» **Supplied entries**
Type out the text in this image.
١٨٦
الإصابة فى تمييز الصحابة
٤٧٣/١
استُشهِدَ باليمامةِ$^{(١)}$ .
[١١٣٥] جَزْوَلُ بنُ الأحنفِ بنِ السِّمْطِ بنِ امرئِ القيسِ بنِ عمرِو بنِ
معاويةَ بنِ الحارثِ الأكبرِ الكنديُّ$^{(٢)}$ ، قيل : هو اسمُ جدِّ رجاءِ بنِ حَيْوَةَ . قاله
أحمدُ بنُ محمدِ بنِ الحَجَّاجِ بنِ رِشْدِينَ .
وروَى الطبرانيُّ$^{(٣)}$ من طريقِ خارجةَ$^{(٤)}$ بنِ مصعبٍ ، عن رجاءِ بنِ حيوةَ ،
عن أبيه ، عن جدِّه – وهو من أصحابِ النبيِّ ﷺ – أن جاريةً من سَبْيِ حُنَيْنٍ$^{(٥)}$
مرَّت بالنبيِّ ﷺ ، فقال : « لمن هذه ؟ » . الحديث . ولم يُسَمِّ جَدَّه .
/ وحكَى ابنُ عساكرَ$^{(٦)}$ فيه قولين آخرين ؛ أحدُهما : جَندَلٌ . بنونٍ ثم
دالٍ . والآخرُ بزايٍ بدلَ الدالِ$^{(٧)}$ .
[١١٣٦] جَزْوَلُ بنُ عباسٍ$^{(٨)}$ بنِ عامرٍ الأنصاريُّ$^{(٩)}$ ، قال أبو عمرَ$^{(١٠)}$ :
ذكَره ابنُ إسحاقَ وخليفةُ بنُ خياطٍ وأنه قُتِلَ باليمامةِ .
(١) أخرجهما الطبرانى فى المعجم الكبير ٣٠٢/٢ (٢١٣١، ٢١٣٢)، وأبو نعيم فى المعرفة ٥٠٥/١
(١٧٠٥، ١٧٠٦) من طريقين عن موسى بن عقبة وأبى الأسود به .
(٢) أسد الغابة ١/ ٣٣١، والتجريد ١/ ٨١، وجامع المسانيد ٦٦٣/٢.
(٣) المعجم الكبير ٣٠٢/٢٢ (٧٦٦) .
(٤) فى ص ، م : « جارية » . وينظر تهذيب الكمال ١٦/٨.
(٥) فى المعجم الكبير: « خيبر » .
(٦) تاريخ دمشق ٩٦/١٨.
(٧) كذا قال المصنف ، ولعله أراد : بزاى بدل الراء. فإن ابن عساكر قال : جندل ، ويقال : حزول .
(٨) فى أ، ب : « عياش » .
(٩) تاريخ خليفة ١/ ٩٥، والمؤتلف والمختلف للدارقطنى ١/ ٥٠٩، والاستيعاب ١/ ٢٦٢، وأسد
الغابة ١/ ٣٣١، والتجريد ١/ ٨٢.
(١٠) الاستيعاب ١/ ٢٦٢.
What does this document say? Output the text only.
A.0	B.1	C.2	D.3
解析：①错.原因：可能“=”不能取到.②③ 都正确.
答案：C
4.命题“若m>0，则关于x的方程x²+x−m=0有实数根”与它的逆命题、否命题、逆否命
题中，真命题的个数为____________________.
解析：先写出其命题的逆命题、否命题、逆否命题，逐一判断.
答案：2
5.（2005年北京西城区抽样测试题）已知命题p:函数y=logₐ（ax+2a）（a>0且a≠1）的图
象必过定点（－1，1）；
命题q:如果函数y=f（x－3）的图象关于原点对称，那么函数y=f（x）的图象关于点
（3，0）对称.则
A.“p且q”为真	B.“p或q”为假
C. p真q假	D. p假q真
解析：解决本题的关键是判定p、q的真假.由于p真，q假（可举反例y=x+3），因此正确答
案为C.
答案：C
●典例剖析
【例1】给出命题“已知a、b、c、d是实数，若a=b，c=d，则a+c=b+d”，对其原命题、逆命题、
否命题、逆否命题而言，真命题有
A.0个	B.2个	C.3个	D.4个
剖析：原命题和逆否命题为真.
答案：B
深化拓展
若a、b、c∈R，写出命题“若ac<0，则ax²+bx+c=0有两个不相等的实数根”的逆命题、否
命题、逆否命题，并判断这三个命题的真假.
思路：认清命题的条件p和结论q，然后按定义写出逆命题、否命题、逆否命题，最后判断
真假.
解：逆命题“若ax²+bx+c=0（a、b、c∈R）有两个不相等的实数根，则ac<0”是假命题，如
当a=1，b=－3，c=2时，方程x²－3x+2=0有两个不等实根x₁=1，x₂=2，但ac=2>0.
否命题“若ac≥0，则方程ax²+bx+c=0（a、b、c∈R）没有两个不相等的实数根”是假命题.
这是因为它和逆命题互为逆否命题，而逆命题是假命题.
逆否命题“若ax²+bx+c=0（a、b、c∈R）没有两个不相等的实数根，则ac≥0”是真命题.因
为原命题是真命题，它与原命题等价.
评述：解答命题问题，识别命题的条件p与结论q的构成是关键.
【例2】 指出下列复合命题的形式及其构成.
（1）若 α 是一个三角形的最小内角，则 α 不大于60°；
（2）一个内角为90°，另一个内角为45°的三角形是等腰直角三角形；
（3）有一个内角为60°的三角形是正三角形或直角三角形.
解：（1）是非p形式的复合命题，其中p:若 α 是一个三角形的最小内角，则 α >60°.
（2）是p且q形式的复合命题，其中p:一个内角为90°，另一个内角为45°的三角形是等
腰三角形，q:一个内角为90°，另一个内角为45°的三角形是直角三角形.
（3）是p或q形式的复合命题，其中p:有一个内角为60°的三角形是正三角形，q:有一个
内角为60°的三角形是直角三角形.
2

» **Objective**
Each line of the material above needs to be quoted exactly, please.

» **Response to this exercise**
Type out the text in this image.
١٨٦
الإصابة فى تمييز الصحابة
٤٧٣/١
استُشهِدَ باليمامةِ$^{(١)}$ .
[١١٣٥] جَزْوَلُ بنُ الأحنفِ بنِ السِّمْطِ بنِ امرئِ القيسِ بنِ عمرِو بنِ
معاويةَ بنِ الحارثِ الأكبرِ الكنديُّ$^{(٢)}$ ، قيل : هو اسمُ جدِّ رجاءِ بنِ حَيْوَةَ . قاله
أحمدُ بنُ محمدِ بنِ الحَجَّاجِ بنِ رِشْدِينَ .
وروَى الطبرانيُّ$^{(٣)}$ من طريقِ خارجةَ$^{(٤)}$ بنِ مصعبٍ ، عن رجاءِ بنِ حيوةَ ،
عن أبيه ، عن جدِّه – وهو من أصحابِ النبيِّ ﷺ – أن جاريةً من سَبْيِ حُنَيْنٍ$^{(٥)}$
مرَّت بالنبيِّ ﷺ ، فقال : « لمن هذه ؟ » . الحديث . ولم يُسَمِّ جَدَّه .
/ وحكَى ابنُ عساكرَ$^{(٦)}$ فيه قولين آخرين ؛ أحدُهما : جَندَلٌ . بنونٍ ثم
دالٍ . والآخرُ بزايٍ بدلَ الدالِ$^{(٧)}$ .
[١١٣٦] جَزْوَلُ بنُ عباسٍ$^{(٨)}$ بنِ عامرٍ الأنصاريُّ$^{(٩)}$ ، قال أبو عمرَ$^{(١٠)}$ :
ذكَره ابنُ إسحاقَ وخليفةُ بنُ خياطٍ وأنه قُتِلَ باليمامةِ .
(١) أخرجهما الطبرانى فى المعجم الكبير ٣٠٢/٢ (٢١٣١، ٢١٣٢)، وأبو نعيم فى المعرفة ٥٠٥/١
(١٧٠٥، ١٧٠٦) من طريقين عن موسى بن عقبة وأبى الأسود به .
(٢) أسد الغابة ١/ ٣٣١، والتجريد ١/ ٨١، وجامع المسانيد ٦٦٣/٢.
(٣) المعجم الكبير ٣٠٢/٢٢ (٧٦٦) .
(٤) فى ص ، م : « جارية » . وينظر تهذيب الكمال ١٦/٨.
(٥) فى المعجم الكبير: « خيبر » .
(٦) تاريخ دمشق ٩٦/١٨.
(٧) كذا قال المصنف ، ولعله أراد : بزاى بدل الراء. فإن ابن عساكر قال : جندل ، ويقال : حزول .
(٨) فى أ، ب : « عياش » .
(٩) تاريخ خليفة ١/ ٩٥، والمؤتلف والمختلف للدارقطنى ١/ ٥٠٩، والاستيعاب ١/ ٢٦٢، وأسد
الغابة ١/ ٣٣١، والتجريد ١/ ٨٢.
(١٠) الاستيعاب ١/ ٢٦٢.
What does this document say? Output the text only.
A.0	B.1	C.2	D.3
解析：①错.原因：可能“=”不能取到.②③ 都正确.
答案：C
4.命题“若m>0，则关于x的方程x²+x−m=0有实数根”与它的逆命题、否命题、逆否命
题中，真命题的个数为____________________.
解析：先写出其命题的逆命题、否命题、逆否命题，逐一判断.
答案：2
5.（2005年北京西城区抽样测试题）已知命题p:函数y=logₐ（ax+2a）（a>0且a≠1）的图
象必过定点（－1，1）；
命题q:如果函数y=f（x－3）的图象关于原点对称，那么函数y=f（x）的图象关于点
（3，0）对称.则
A.“p且q”为真	B.“p或q”为假
C. p真q假	D. p假q真
解析：解决本题的关键是判定p、q的真假.由于p真，q假（可举反例y=x+3），因此正确答
案为C.
答案：C
●典例剖析
【例1】给出命题“已知a、b、c、d是实数，若a=b，c=d，则a+c=b+d”，对其原命题、逆命题、
否命题、逆否命题而言，真命题有
A.0个	B.2个	C.3个	D.4个
剖析：原命题和逆否命题为真.
答案：B
深化拓展
若a、b、c∈R，写出命题“若ac<0，则ax²+bx+c=0有两个不相等的实数根”的逆命题、否
命题、逆否命题，并判断这三个命题的真假.
思路：认清命题的条件p和结论q，然后按定义写出逆命题、否命题、逆否命题，最后判断
真假.
解：逆命题“若ax²+bx+c=0（a、b、c∈R）有两个不相等的实数根，则ac<0”是假命题，如
当a=1，b=－3，c=2时，方程x²－3x+2=0有两个不等实根x₁=1，x₂=2，但ac=2>0.
否命题“若ac≥0，则方程ax²+bx+c=0（a、b、c∈R）没有两个不相等的实数根”是假命题.
这是因为它和逆命题互为逆否命题，而逆命题是假命题.
逆否命题“若ax²+bx+c=0（a、b、c∈R）没有两个不相等的实数根，则ac≥0”是真命题.因
为原命题是真命题，它与原命题等价.
评述：解答命题问题，识别命题的条件p与结论q的构成是关键.
【例2】 指出下列复合命题的形式及其构成.
（1）若 α 是一个三角形的最小内角，则 α 不大于60°；
（2）一个内角为90°，另一个内角为45°的三角形是等腰直角三角形；
（3）有一个内角为60°的三角形是正三角形或直角三角形.
解：（1）是非p形式的复合命题，其中p:若 α 是一个三角形的最小内角，则 α >60°.
（2）是p且q形式的复合命题，其中p:一个内角为90°，另一个内角为45°的三角形是等
腰三角形，q:一个内角为90°，另一个内角为45°的三角形是直角三角形.
（3）是p或q形式的复合命题，其中p:有一个内角为60°的三角形是正三角形，q:有一个
内角为60°的三角形是直角三角形.
2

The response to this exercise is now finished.